[Collection entries]
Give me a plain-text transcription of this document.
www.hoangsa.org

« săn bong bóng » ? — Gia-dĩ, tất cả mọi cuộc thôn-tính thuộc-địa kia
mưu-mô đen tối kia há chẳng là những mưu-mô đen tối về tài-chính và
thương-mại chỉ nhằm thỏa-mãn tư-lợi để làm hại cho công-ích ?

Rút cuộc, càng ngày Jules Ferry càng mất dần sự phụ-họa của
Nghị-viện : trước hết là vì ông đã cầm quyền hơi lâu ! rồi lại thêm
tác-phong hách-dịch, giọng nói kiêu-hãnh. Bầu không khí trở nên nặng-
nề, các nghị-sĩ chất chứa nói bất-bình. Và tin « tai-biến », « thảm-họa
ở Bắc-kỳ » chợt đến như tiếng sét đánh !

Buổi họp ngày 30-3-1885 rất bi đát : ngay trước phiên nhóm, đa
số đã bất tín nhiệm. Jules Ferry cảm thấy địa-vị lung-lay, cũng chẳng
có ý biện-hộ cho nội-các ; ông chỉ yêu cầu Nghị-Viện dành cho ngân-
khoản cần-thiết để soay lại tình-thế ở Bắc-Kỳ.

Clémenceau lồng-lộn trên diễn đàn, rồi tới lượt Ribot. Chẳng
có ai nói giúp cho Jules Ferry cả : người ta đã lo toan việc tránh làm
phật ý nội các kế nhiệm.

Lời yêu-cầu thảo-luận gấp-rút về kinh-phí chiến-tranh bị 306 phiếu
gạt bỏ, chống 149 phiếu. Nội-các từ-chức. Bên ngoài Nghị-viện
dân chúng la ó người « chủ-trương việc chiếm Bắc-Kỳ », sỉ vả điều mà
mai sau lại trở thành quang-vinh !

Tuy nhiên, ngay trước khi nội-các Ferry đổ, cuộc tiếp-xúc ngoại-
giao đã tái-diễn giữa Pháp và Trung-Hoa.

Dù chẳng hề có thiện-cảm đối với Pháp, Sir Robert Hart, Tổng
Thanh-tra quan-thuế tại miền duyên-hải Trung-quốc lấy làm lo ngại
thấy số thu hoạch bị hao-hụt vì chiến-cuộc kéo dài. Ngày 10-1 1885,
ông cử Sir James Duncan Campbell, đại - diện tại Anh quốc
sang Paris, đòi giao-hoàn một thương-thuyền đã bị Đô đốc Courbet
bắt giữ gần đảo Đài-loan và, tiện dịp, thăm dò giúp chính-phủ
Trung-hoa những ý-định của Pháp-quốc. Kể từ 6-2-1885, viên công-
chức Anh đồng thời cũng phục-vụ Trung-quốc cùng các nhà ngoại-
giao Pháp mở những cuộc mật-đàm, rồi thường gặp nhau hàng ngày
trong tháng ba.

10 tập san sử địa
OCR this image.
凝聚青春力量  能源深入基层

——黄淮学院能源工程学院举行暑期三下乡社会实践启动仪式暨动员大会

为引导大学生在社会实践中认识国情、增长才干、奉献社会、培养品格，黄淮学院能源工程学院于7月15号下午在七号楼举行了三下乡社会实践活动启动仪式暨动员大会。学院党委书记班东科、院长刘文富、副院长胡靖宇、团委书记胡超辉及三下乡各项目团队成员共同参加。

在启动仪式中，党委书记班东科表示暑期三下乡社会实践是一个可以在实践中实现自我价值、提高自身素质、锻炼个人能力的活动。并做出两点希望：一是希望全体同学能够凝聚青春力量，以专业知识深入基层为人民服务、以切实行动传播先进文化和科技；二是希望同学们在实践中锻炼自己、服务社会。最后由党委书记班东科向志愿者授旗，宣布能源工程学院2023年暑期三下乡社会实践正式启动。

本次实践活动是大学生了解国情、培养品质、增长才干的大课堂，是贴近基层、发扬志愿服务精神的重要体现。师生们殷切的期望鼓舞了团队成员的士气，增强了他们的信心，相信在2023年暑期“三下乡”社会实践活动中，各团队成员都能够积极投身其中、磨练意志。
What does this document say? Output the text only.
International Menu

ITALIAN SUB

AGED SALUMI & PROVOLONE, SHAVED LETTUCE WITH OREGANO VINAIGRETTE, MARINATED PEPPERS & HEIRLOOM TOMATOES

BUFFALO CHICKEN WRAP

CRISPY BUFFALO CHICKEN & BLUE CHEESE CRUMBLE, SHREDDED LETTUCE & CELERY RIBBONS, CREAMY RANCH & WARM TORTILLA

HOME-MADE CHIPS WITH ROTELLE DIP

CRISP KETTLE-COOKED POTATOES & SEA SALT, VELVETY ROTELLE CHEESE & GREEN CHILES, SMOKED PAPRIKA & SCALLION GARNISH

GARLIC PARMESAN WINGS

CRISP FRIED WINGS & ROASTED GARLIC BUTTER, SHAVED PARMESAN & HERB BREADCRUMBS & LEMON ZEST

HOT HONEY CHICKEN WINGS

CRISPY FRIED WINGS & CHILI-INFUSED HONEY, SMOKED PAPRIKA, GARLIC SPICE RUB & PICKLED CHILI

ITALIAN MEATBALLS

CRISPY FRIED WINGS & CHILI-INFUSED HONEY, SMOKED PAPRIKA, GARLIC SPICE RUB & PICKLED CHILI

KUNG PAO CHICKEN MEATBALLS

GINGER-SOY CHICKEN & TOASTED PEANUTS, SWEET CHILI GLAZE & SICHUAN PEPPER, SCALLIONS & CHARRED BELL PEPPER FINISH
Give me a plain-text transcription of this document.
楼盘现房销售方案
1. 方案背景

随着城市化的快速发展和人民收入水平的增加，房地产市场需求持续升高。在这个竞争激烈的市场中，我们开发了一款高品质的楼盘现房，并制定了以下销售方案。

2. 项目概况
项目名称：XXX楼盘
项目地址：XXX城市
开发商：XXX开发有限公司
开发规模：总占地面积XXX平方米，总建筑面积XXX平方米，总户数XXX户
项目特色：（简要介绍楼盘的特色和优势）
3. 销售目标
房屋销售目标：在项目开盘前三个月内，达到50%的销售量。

Written request: Pull every line containing "Trung" from the data.

Task solution:
giao đã tái-diễn giữa Pháp và Trung-Hoa.
Thanh-tra quan-thuế tại miền duyên-hải Trung-quốc lấy làm lo ngại
Trung-hoa những ý-định của Pháp-quốc. Kể từ 6-2-1885, viên công-
chức Anh đồng thời cũng phục-vụ Trung-quốc cùng các nhà ngoại-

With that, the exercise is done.